▶ _Your instructions_: Write out every entry exactly as given, but omit the pictures.

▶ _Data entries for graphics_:
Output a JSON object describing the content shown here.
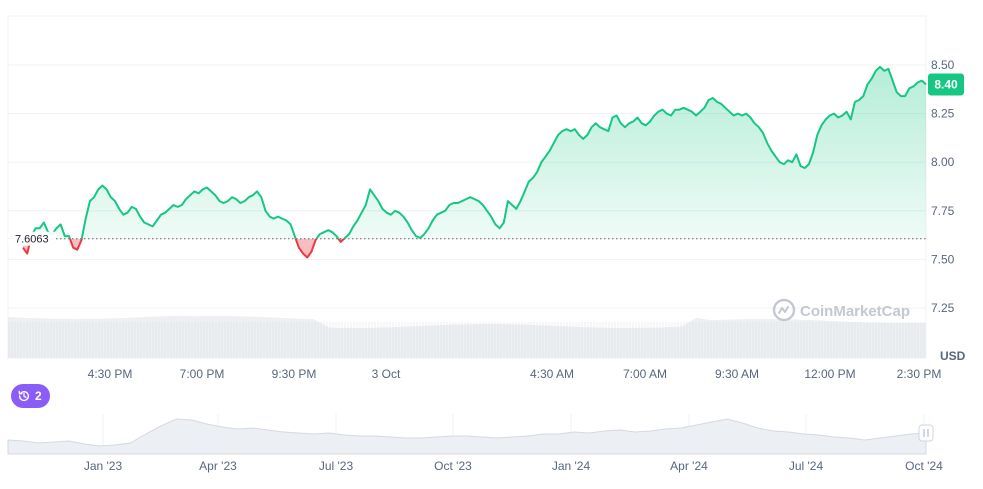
{
  "chart_data": {
    "type": "area",
    "ylabel": "USD",
    "ylim": [
      7.2,
      8.66
    ],
    "y_ticks": [
      "8.50",
      "8.25",
      "8.00",
      "7.75",
      "7.50",
      "7.25"
    ],
    "x_ticks": [
      "4:30 PM",
      "7:00 PM",
      "9:30 PM",
      "3 Oct",
      "4:30 AM",
      "7:00 AM",
      "9:30 AM",
      "12:00 PM",
      "2:30 PM"
    ],
    "reference_price": 7.6063,
    "reference_label": "7.6063",
    "current_price": 8.4,
    "current_price_label": "8.40",
    "series": [
      {
        "values": [
          7.56,
          7.53,
          7.62,
          7.66,
          7.66,
          7.69,
          7.64,
          7.63,
          7.66,
          7.68,
          7.62,
          7.62,
          7.56,
          7.55,
          7.6,
          7.71,
          7.8,
          7.82,
          7.86,
          7.88,
          7.86,
          7.82,
          7.8,
          7.76,
          7.73,
          7.74,
          7.77,
          7.76,
          7.72,
          7.69,
          7.68,
          7.67,
          7.7,
          7.73,
          7.74,
          7.76,
          7.78,
          7.77,
          7.78,
          7.81,
          7.83,
          7.85,
          7.84,
          7.86,
          7.87,
          7.85,
          7.83,
          7.8,
          7.79,
          7.8,
          7.82,
          7.81,
          7.79,
          7.8,
          7.82,
          7.83,
          7.85,
          7.82,
          7.75,
          7.72,
          7.71,
          7.72,
          7.71,
          7.7,
          7.68,
          7.62,
          7.56,
          7.53,
          7.51,
          7.54,
          7.6,
          7.63,
          7.64,
          7.65,
          7.64,
          7.62,
          7.59,
          7.61,
          7.63,
          7.67,
          7.7,
          7.74,
          7.78,
          7.86,
          7.83,
          7.8,
          7.76,
          7.74,
          7.73,
          7.75,
          7.74,
          7.72,
          7.69,
          7.65,
          7.62,
          7.61,
          7.63,
          7.66,
          7.7,
          7.73,
          7.74,
          7.75,
          7.78,
          7.79,
          7.79,
          7.8,
          7.81,
          7.82,
          7.81,
          7.8,
          7.78,
          7.75,
          7.72,
          7.68,
          7.66,
          7.69,
          7.8,
          7.78,
          7.76,
          7.8,
          7.85,
          7.9,
          7.92,
          7.95,
          8.0,
          8.03,
          8.06,
          8.1,
          8.14,
          8.16,
          8.17,
          8.16,
          8.17,
          8.14,
          8.12,
          8.14,
          8.18,
          8.2,
          8.18,
          8.17,
          8.16,
          8.23,
          8.24,
          8.2,
          8.18,
          8.2,
          8.21,
          8.23,
          8.2,
          8.19,
          8.21,
          8.24,
          8.26,
          8.27,
          8.25,
          8.24,
          8.27,
          8.27,
          8.28,
          8.27,
          8.26,
          8.24,
          8.26,
          8.28,
          8.32,
          8.33,
          8.31,
          8.3,
          8.28,
          8.26,
          8.24,
          8.25,
          8.24,
          8.25,
          8.23,
          8.2,
          8.18,
          8.15,
          8.1,
          8.06,
          8.03,
          8.0,
          7.99,
          8.01,
          8.0,
          8.04,
          7.98,
          7.97,
          7.99,
          8.05,
          8.14,
          8.19,
          8.22,
          8.24,
          8.25,
          8.23,
          8.24,
          8.26,
          8.22,
          8.31,
          8.32,
          8.34,
          8.4,
          8.43,
          8.47,
          8.49,
          8.47,
          8.48,
          8.42,
          8.36,
          8.34,
          8.34,
          8.38,
          8.39,
          8.41,
          8.42,
          8.4
        ]
      }
    ],
    "watermark": "CoinMarketCap"
  },
  "overview": {
    "x_ticks": [
      "Jan '23",
      "Apr '23",
      "Jul '23",
      "Oct '23",
      "Jan '24",
      "Apr '24",
      "Jul '24",
      "Oct '24"
    ],
    "handle_icon": "grip-handle-icon"
  },
  "events": {
    "count": "2",
    "icon": "history-clock-icon",
    "color": "#8b5cf6"
  },
  "colors": {
    "up": "#16c784",
    "down": "#ea3943",
    "badge": "#16c784",
    "grid": "#eff2f5",
    "text": "#58667e"
  }
}
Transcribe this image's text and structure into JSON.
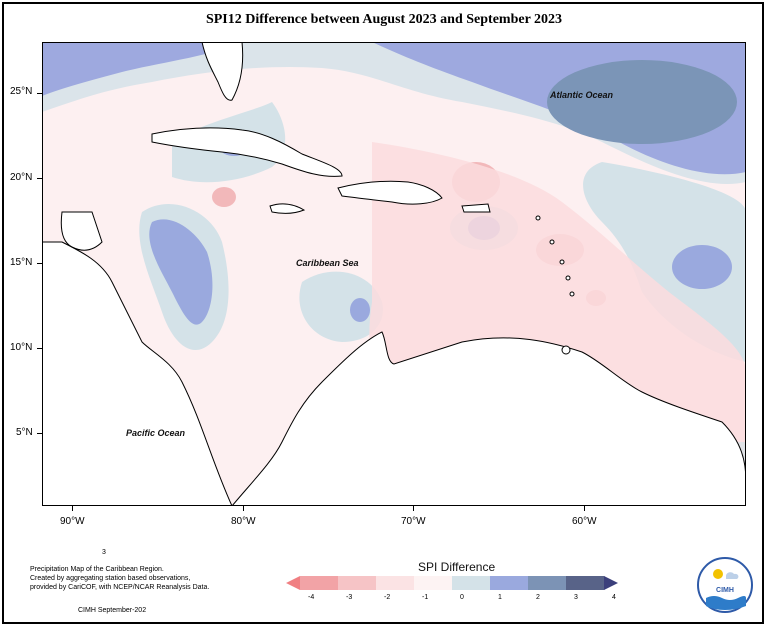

▶ _Solution below_:
Output a JSON object describing the content shown here.
{
  "chart_data": {
    "type": "area",
    "ylabel": "USD",
    "ylim": [
      7.2,
      8.66
    ],
    "y_ticks": [
      "8.50",
      "8.25",
      "8.00",
      "7.75",
      "7.50",
      "7.25"
    ],
    "x_ticks": [
      "4:30 PM",
      "7:00 PM",
      "9:30 PM",
      "3 Oct",
      "4:30 AM",
      "7:00 AM",
      "9:30 AM",
      "12:00 PM",
      "2:30 PM"
    ],
    "reference_price": 7.6063,
    "reference_label": "7.6063",
    "current_price": 8.4,
    "current_price_label": "8.40",
    "series": [
      {
        "values": [
          7.56,
          7.53,
          7.62,
          7.66,
          7.66,
          7.69,
          7.64,
          7.63,
          7.66,
          7.68,
          7.62,
          7.62,
          7.56,
          7.55,
          7.6,
          7.71,
          7.8,
          7.82,
          7.86,
          7.88,
          7.86,
          7.82,
          7.8,
          7.76,
          7.73,
          7.74,
          7.77,
          7.76,
          7.72,
          7.69,
          7.68,
          7.67,
          7.7,
          7.73,
          7.74,
          7.76,
          7.78,
          7.77,
          7.78,
          7.81,
          7.83,
          7.85,
          7.84,
          7.86,
          7.87,
          7.85,
          7.83,
          7.8,
          7.79,
          7.8,
          7.82,
          7.81,
          7.79,
          7.8,
          7.82,
          7.83,
          7.85,
          7.82,
          7.75,
          7.72,
          7.71,
          7.72,
          7.71,
          7.7,
          7.68,
          7.62,
          7.56,
          7.53,
          7.51,
          7.54,
          7.6,
          7.63,
          7.64,
          7.65,
          7.64,
          7.62,
          7.59,
          7.61,
          7.63,
          7.67,
          7.7,
          7.74,
          7.78,
          7.86,
          7.83,
          7.8,
          7.76,
          7.74,
          7.73,
          7.75,
          7.74,
          7.72,
          7.69,
          7.65,
          7.62,
          7.61,
          7.63,
          7.66,
          7.7,
          7.73,
          7.74,
          7.75,
          7.78,
          7.79,
          7.79,
          7.8,
          7.81,
          7.82,
          7.81,
          7.8,
          7.78,
          7.75,
          7.72,
          7.68,
          7.66,
          7.69,
          7.8,
          7.78,
          7.76,
          7.8,
          7.85,
          7.9,
          7.92,
          7.95,
          8.0,
          8.03,
          8.06,
          8.1,
          8.14,
          8.16,
          8.17,
          8.16,
          8.17,
          8.14,
          8.12,
          8.14,
          8.18,
          8.2,
          8.18,
          8.17,
          8.16,
          8.23,
          8.24,
          8.2,
          8.18,
          8.2,
          8.21,
          8.23,
          8.2,
          8.19,
          8.21,
          8.24,
          8.26,
          8.27,
          8.25,
          8.24,
          8.27,
          8.27,
          8.28,
          8.27,
          8.26,
          8.24,
          8.26,
          8.28,
          8.32,
          8.33,
          8.31,
          8.3,
          8.28,
          8.26,
          8.24,
          8.25,
          8.24,
          8.25,
          8.23,
          8.2,
          8.18,
          8.15,
          8.1,
          8.06,
          8.03,
          8.0,
          7.99,
          8.01,
          8.0,
          8.04,
          7.98,
          7.97,
          7.99,
          8.05,
          8.14,
          8.19,
          8.22,
          8.24,
          8.25,
          8.23,
          8.24,
          8.26,
          8.22,
          8.31,
          8.32,
          8.34,
          8.4,
          8.43,
          8.47,
          8.49,
          8.47,
          8.48,
          8.42,
          8.36,
          8.34,
          8.34,
          8.38,
          8.39,
          8.41,
          8.42,
          8.4
        ]
      }
    ],
    "watermark": "CoinMarketCap"
  },
  "overview": {
    "x_ticks": [
      "Jan '23",
      "Apr '23",
      "Jul '23",
      "Oct '23",
      "Jan '24",
      "Apr '24",
      "Jul '24",
      "Oct '24"
    ],
    "handle_icon": "grip-handle-icon"
  },
  "events": {
    "count": "2",
    "icon": "history-clock-icon",
    "color": "#8b5cf6"
  },
  "colors": {
    "up": "#16c784",
    "down": "#ea3943",
    "badge": "#16c784",
    "grid": "#eff2f5",
    "text": "#58667e"
  }
}
Transcribe this image's text and structure into JSON.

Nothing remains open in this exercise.